Your objective: Count the lines in the data below that contain the word "месяцев", treating uppercase and lowercase letters as distinct. Give only the number.
--- START Provided records ---
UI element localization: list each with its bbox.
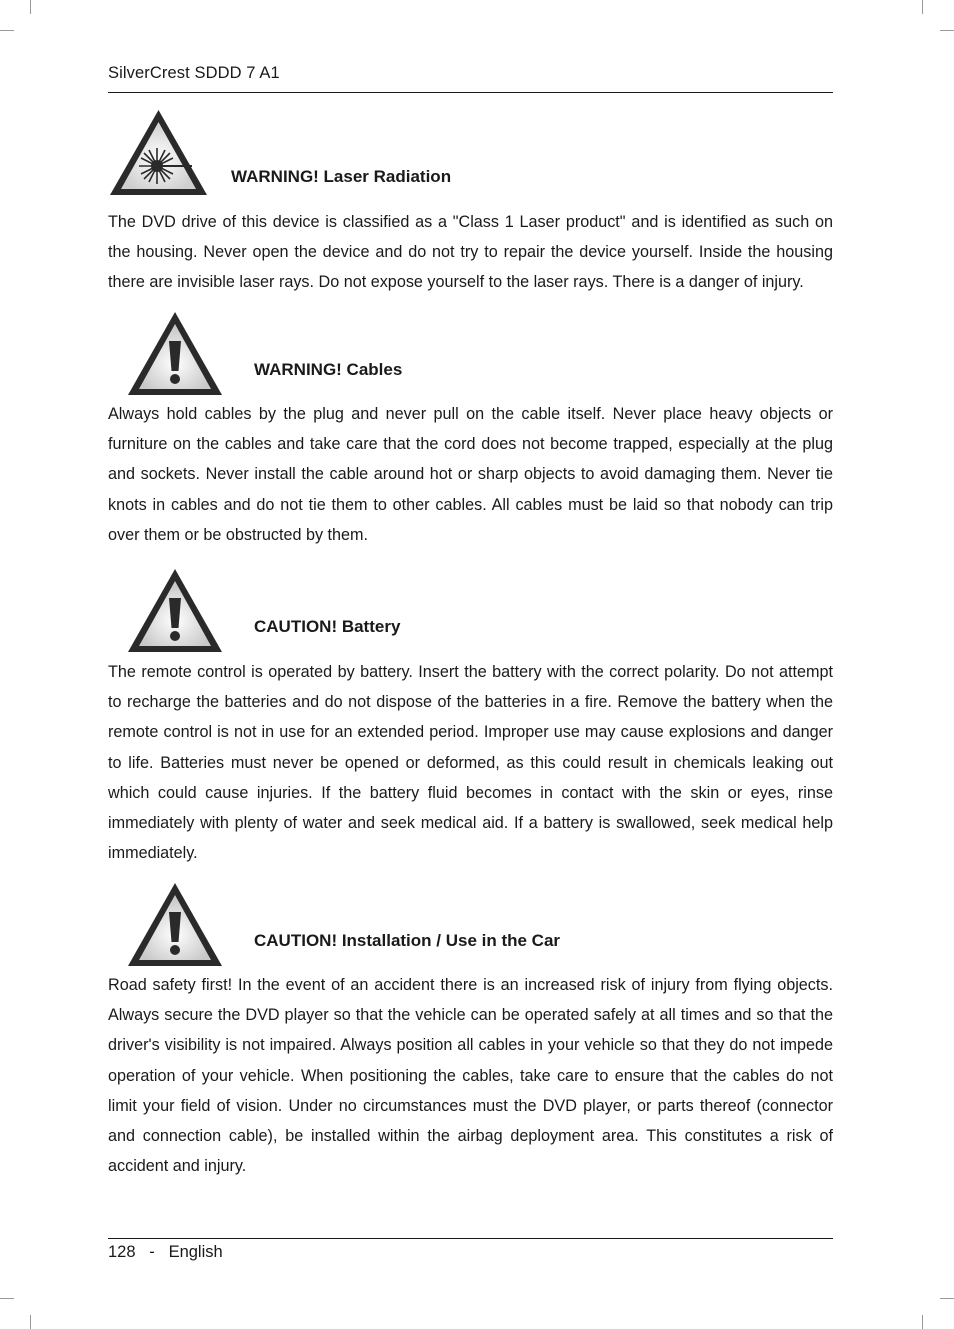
--- END Provided records ---
--- START Provided records ---
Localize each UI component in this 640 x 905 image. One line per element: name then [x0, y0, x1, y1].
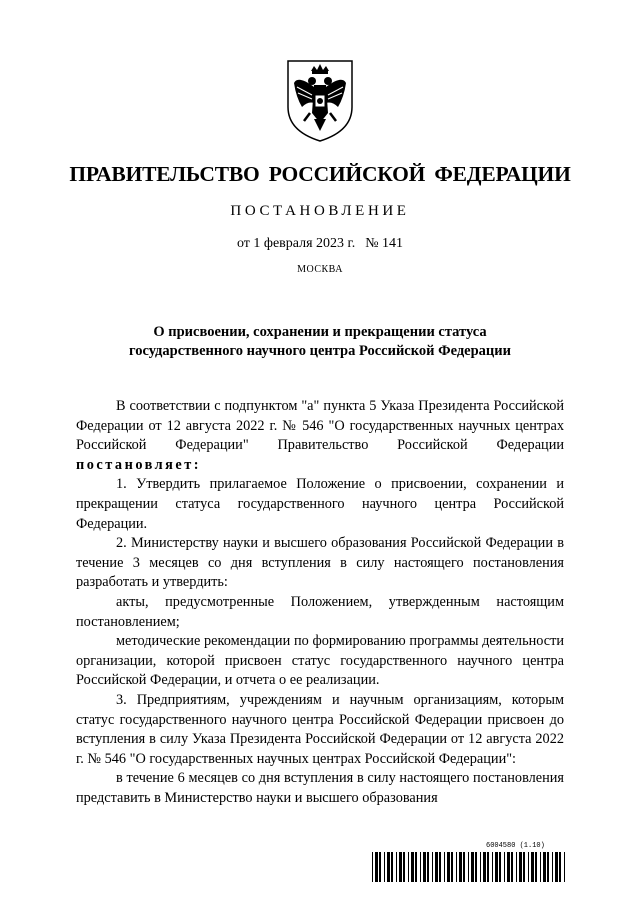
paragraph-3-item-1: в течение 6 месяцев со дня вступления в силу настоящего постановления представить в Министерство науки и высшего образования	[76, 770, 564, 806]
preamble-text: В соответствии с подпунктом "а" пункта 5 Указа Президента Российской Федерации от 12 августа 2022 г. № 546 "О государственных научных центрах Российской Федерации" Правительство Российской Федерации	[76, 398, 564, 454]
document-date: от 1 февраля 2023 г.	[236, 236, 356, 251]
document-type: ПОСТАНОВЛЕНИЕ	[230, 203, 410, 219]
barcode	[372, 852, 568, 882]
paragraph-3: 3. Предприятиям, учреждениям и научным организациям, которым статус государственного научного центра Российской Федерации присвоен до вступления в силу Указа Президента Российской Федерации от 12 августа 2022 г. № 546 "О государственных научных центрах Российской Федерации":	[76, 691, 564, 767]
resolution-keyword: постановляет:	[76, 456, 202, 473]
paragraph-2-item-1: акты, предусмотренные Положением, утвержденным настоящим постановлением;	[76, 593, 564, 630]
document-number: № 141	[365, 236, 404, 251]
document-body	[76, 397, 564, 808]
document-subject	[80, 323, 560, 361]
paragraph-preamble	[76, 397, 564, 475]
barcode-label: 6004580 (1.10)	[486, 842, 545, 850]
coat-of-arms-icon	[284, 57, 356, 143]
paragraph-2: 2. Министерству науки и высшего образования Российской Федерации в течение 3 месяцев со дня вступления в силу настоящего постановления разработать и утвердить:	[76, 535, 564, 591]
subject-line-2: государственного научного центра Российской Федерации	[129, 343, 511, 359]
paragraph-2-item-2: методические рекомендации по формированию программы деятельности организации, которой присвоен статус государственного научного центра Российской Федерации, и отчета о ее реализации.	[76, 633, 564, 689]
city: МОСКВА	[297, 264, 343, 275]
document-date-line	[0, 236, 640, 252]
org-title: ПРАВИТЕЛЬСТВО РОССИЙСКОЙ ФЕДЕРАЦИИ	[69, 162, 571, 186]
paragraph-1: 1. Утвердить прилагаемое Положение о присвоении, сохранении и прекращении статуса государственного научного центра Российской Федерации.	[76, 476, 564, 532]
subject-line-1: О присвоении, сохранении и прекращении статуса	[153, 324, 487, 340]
--- END Provided records ---
Reply to the exercise: 2